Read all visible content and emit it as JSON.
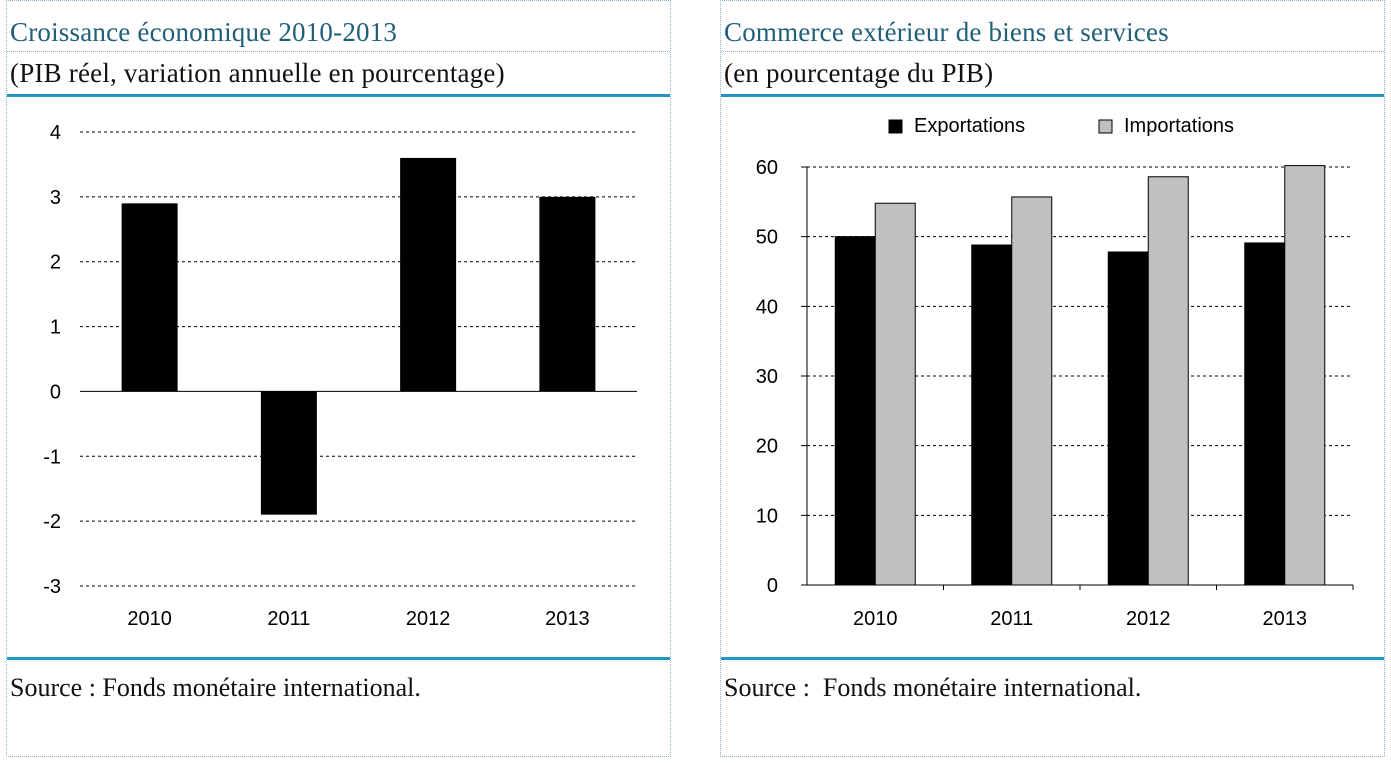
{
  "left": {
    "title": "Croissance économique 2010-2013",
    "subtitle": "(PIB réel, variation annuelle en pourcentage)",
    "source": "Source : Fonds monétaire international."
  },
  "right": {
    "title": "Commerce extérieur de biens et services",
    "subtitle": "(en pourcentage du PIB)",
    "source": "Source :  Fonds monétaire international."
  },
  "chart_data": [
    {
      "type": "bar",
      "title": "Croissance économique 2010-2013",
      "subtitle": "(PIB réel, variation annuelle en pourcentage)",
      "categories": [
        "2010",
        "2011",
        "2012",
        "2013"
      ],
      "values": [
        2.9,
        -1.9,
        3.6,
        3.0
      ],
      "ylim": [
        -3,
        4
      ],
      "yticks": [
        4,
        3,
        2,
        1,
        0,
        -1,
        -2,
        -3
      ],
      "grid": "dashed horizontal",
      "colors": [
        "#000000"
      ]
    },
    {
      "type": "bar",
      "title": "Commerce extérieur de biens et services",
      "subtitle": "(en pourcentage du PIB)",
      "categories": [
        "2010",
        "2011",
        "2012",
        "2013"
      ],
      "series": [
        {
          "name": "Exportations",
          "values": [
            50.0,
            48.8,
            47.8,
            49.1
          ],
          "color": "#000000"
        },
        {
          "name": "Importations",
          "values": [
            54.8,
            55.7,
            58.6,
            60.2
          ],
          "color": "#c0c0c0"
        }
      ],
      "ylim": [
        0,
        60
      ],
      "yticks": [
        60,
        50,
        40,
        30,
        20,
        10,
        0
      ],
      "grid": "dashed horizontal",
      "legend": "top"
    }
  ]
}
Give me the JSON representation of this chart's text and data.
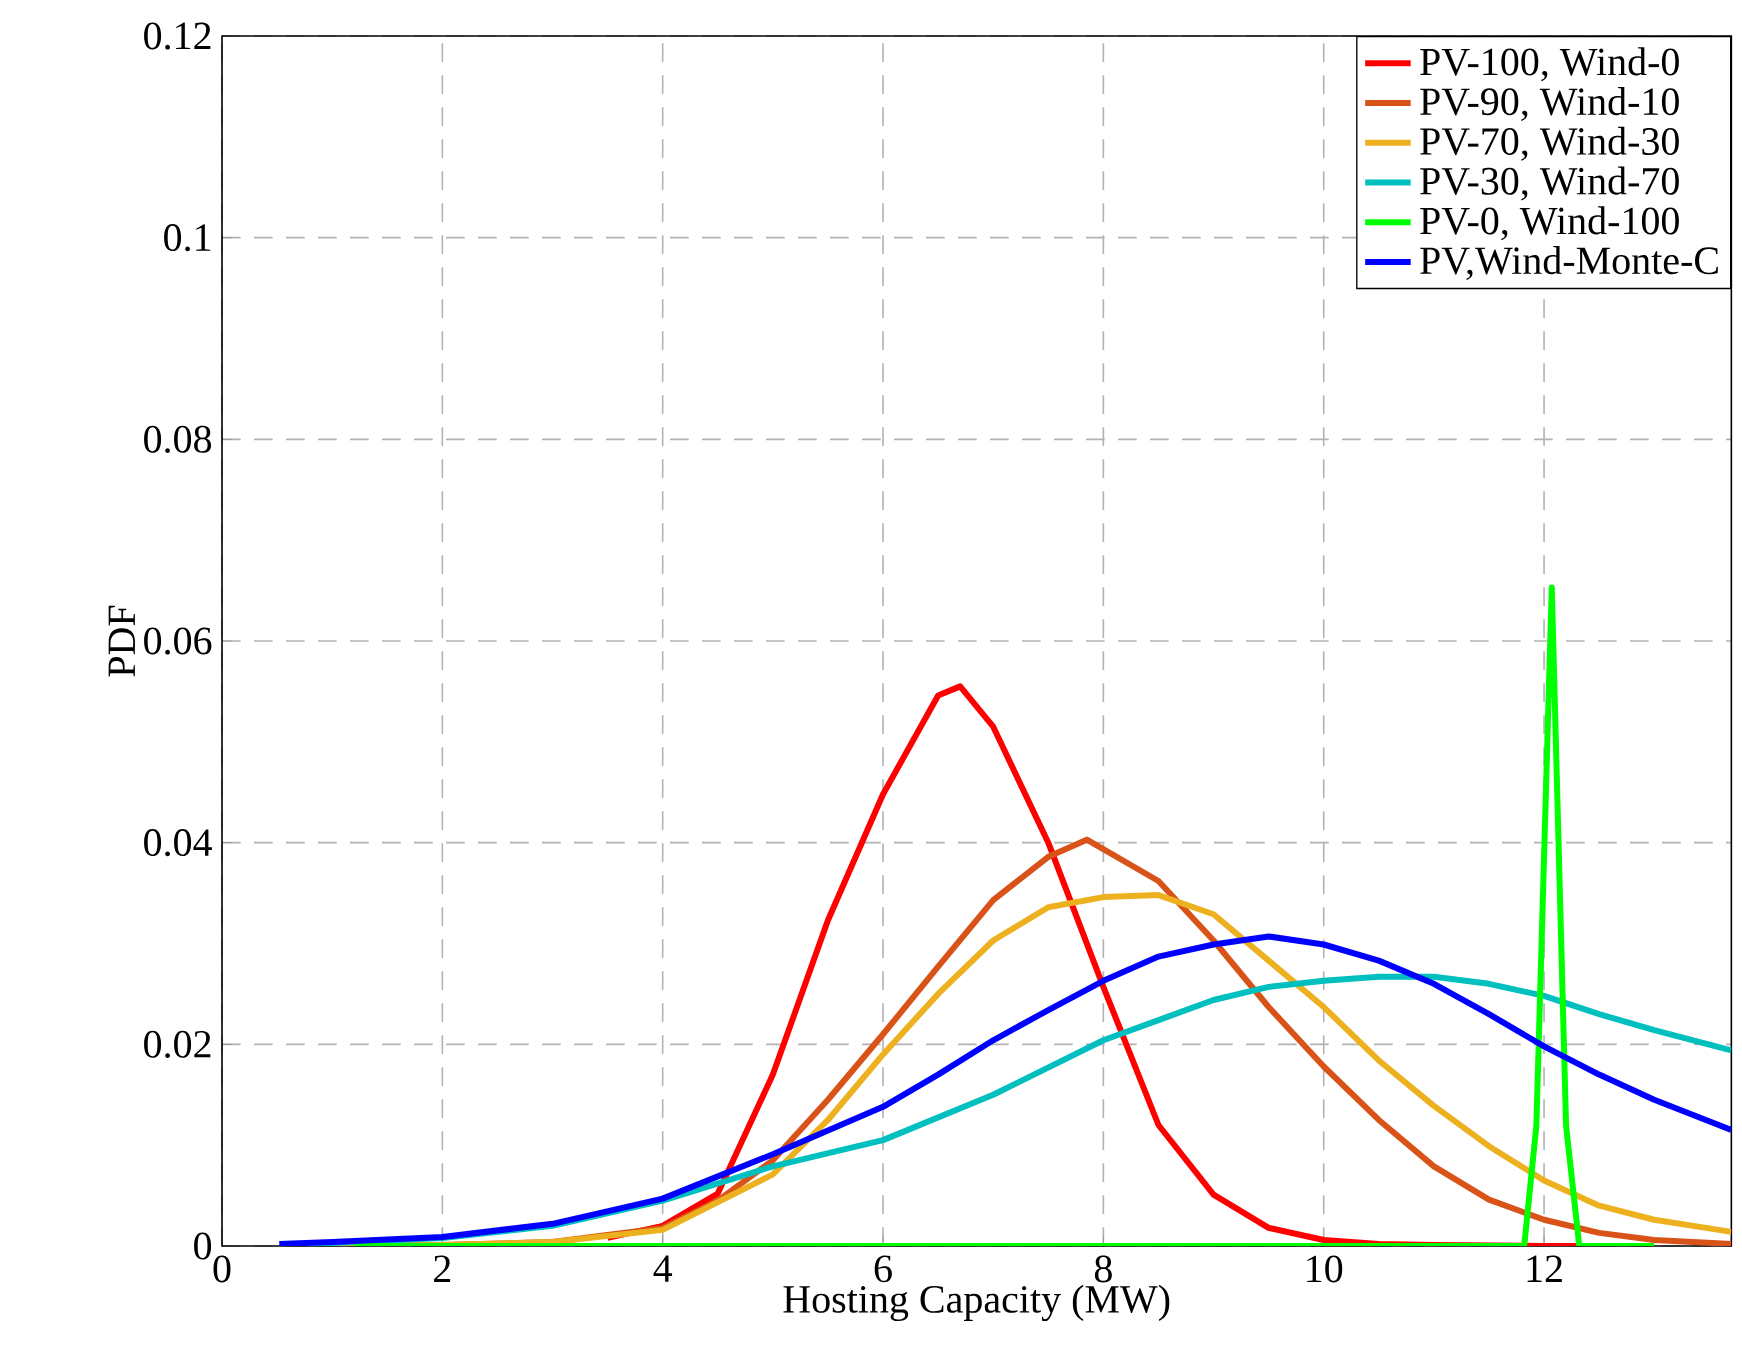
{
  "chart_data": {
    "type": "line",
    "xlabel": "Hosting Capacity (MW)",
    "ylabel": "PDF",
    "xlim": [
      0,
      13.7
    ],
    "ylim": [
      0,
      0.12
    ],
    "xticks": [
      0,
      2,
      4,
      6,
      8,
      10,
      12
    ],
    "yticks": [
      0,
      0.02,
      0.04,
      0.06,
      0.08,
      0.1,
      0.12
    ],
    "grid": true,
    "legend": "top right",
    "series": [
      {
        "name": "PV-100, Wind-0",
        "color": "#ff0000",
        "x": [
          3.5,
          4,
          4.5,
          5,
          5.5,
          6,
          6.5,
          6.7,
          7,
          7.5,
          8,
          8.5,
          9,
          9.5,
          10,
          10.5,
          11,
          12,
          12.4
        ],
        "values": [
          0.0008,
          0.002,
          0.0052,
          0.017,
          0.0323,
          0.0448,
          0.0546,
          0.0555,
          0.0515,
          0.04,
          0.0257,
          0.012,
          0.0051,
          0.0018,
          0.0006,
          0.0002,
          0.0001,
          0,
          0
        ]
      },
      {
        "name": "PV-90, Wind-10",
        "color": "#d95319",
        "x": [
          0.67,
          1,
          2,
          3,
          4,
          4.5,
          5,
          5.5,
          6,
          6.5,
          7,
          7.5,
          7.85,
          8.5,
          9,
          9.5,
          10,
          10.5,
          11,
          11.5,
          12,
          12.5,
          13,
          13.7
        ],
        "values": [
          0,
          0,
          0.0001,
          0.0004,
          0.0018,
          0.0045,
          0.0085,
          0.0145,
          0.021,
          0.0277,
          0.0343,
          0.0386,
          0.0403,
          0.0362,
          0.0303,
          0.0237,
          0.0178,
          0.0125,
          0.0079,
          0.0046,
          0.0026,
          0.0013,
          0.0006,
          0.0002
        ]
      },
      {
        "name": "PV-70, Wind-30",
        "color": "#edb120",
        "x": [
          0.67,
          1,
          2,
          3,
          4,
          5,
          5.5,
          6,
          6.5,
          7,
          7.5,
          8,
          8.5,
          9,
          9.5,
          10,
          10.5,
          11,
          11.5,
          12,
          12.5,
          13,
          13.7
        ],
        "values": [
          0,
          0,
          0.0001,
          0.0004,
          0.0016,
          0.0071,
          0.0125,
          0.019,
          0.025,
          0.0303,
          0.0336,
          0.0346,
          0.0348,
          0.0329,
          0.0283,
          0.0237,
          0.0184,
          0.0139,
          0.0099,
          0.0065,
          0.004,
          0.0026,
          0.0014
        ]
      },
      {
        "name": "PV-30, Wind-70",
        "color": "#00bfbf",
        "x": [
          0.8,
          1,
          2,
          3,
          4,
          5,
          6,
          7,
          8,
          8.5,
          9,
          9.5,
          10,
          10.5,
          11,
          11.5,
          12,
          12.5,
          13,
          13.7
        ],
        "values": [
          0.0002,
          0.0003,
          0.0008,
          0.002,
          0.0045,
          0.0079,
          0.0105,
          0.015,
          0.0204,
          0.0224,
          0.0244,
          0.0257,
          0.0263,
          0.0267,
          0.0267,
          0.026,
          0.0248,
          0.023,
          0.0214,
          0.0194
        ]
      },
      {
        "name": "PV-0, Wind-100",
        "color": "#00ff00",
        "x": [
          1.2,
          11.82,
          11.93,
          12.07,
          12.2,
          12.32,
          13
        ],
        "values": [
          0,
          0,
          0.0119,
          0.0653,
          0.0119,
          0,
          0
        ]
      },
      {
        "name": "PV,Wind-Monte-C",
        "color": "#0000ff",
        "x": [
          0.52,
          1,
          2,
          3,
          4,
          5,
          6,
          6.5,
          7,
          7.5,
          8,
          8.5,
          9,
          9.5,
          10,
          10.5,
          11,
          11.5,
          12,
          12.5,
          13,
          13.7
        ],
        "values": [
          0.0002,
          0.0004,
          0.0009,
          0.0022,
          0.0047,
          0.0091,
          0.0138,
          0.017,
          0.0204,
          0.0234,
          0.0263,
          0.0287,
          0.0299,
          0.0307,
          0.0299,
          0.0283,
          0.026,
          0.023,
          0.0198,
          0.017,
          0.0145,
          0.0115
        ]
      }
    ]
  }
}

What the task requires: Copy all the lines of data exactly as they appear, dropping any images.

Response to the task:
Read all visible content and emit it as JSON.
{
  "left": {
    "title": "Croissance économique 2010-2013",
    "subtitle": "(PIB réel, variation annuelle en pourcentage)",
    "source": "Source : Fonds monétaire international."
  },
  "right": {
    "title": "Commerce extérieur de biens et services",
    "subtitle": "(en pourcentage du PIB)",
    "source": "Source :  Fonds monétaire international."
  },
  "chart_data": [
    {
      "type": "bar",
      "title": "Croissance économique 2010-2013",
      "subtitle": "(PIB réel, variation annuelle en pourcentage)",
      "categories": [
        "2010",
        "2011",
        "2012",
        "2013"
      ],
      "values": [
        2.9,
        -1.9,
        3.6,
        3.0
      ],
      "ylim": [
        -3,
        4
      ],
      "yticks": [
        4,
        3,
        2,
        1,
        0,
        -1,
        -2,
        -3
      ],
      "grid": "dashed horizontal",
      "colors": [
        "#000000"
      ]
    },
    {
      "type": "bar",
      "title": "Commerce extérieur de biens et services",
      "subtitle": "(en pourcentage du PIB)",
      "categories": [
        "2010",
        "2011",
        "2012",
        "2013"
      ],
      "series": [
        {
          "name": "Exportations",
          "values": [
            50.0,
            48.8,
            47.8,
            49.1
          ],
          "color": "#000000"
        },
        {
          "name": "Importations",
          "values": [
            54.8,
            55.7,
            58.6,
            60.2
          ],
          "color": "#c0c0c0"
        }
      ],
      "ylim": [
        0,
        60
      ],
      "yticks": [
        60,
        50,
        40,
        30,
        20,
        10,
        0
      ],
      "grid": "dashed horizontal",
      "legend": "top"
    }
  ]
}
Give me the JSON representation of this chart's text and data.
{
  "chart_data": {
    "type": "line",
    "xlabel": "Hosting Capacity (MW)",
    "ylabel": "PDF",
    "xlim": [
      0,
      13.7
    ],
    "ylim": [
      0,
      0.12
    ],
    "xticks": [
      0,
      2,
      4,
      6,
      8,
      10,
      12
    ],
    "yticks": [
      0,
      0.02,
      0.04,
      0.06,
      0.08,
      0.1,
      0.12
    ],
    "grid": true,
    "legend": "top right",
    "series": [
      {
        "name": "PV-100, Wind-0",
        "color": "#ff0000",
        "x": [
          3.5,
          4,
          4.5,
          5,
          5.5,
          6,
          6.5,
          6.7,
          7,
          7.5,
          8,
          8.5,
          9,
          9.5,
          10,
          10.5,
          11,
          12,
          12.4
        ],
        "values": [
          0.0008,
          0.002,
          0.0052,
          0.017,
          0.0323,
          0.0448,
          0.0546,
          0.0555,
          0.0515,
          0.04,
          0.0257,
          0.012,
          0.0051,
          0.0018,
          0.0006,
          0.0002,
          0.0001,
          0,
          0
        ]
      },
      {
        "name": "PV-90, Wind-10",
        "color": "#d95319",
        "x": [
          0.67,
          1,
          2,
          3,
          4,
          4.5,
          5,
          5.5,
          6,
          6.5,
          7,
          7.5,
          7.85,
          8.5,
          9,
          9.5,
          10,
          10.5,
          11,
          11.5,
          12,
          12.5,
          13,
          13.7
        ],
        "values": [
          0,
          0,
          0.0001,
          0.0004,
          0.0018,
          0.0045,
          0.0085,
          0.0145,
          0.021,
          0.0277,
          0.0343,
          0.0386,
          0.0403,
          0.0362,
          0.0303,
          0.0237,
          0.0178,
          0.0125,
          0.0079,
          0.0046,
          0.0026,
          0.0013,
          0.0006,
          0.0002
        ]
      },
      {
        "name": "PV-70, Wind-30",
        "color": "#edb120",
        "x": [
          0.67,
          1,
          2,
          3,
          4,
          5,
          5.5,
          6,
          6.5,
          7,
          7.5,
          8,
          8.5,
          9,
          9.5,
          10,
          10.5,
          11,
          11.5,
          12,
          12.5,
          13,
          13.7
        ],
        "values": [
          0,
          0,
          0.0001,
          0.0004,
          0.0016,
          0.0071,
          0.0125,
          0.019,
          0.025,
          0.0303,
          0.0336,
          0.0346,
          0.0348,
          0.0329,
          0.0283,
          0.0237,
          0.0184,
          0.0139,
          0.0099,
          0.0065,
          0.004,
          0.0026,
          0.0014
        ]
      },
      {
        "name": "PV-30, Wind-70",
        "color": "#00bfbf",
        "x": [
          0.8,
          1,
          2,
          3,
          4,
          5,
          6,
          7,
          8,
          8.5,
          9,
          9.5,
          10,
          10.5,
          11,
          11.5,
          12,
          12.5,
          13,
          13.7
        ],
        "values": [
          0.0002,
          0.0003,
          0.0008,
          0.002,
          0.0045,
          0.0079,
          0.0105,
          0.015,
          0.0204,
          0.0224,
          0.0244,
          0.0257,
          0.0263,
          0.0267,
          0.0267,
          0.026,
          0.0248,
          0.023,
          0.0214,
          0.0194
        ]
      },
      {
        "name": "PV-0, Wind-100",
        "color": "#00ff00",
        "x": [
          1.2,
          11.82,
          11.93,
          12.07,
          12.2,
          12.32,
          13
        ],
        "values": [
          0,
          0,
          0.0119,
          0.0653,
          0.0119,
          0,
          0
        ]
      },
      {
        "name": "PV,Wind-Monte-C",
        "color": "#0000ff",
        "x": [
          0.52,
          1,
          2,
          3,
          4,
          5,
          6,
          6.5,
          7,
          7.5,
          8,
          8.5,
          9,
          9.5,
          10,
          10.5,
          11,
          11.5,
          12,
          12.5,
          13,
          13.7
        ],
        "values": [
          0.0002,
          0.0004,
          0.0009,
          0.0022,
          0.0047,
          0.0091,
          0.0138,
          0.017,
          0.0204,
          0.0234,
          0.0263,
          0.0287,
          0.0299,
          0.0307,
          0.0299,
          0.0283,
          0.026,
          0.023,
          0.0198,
          0.017,
          0.0145,
          0.0115
        ]
      }
    ]
  }
}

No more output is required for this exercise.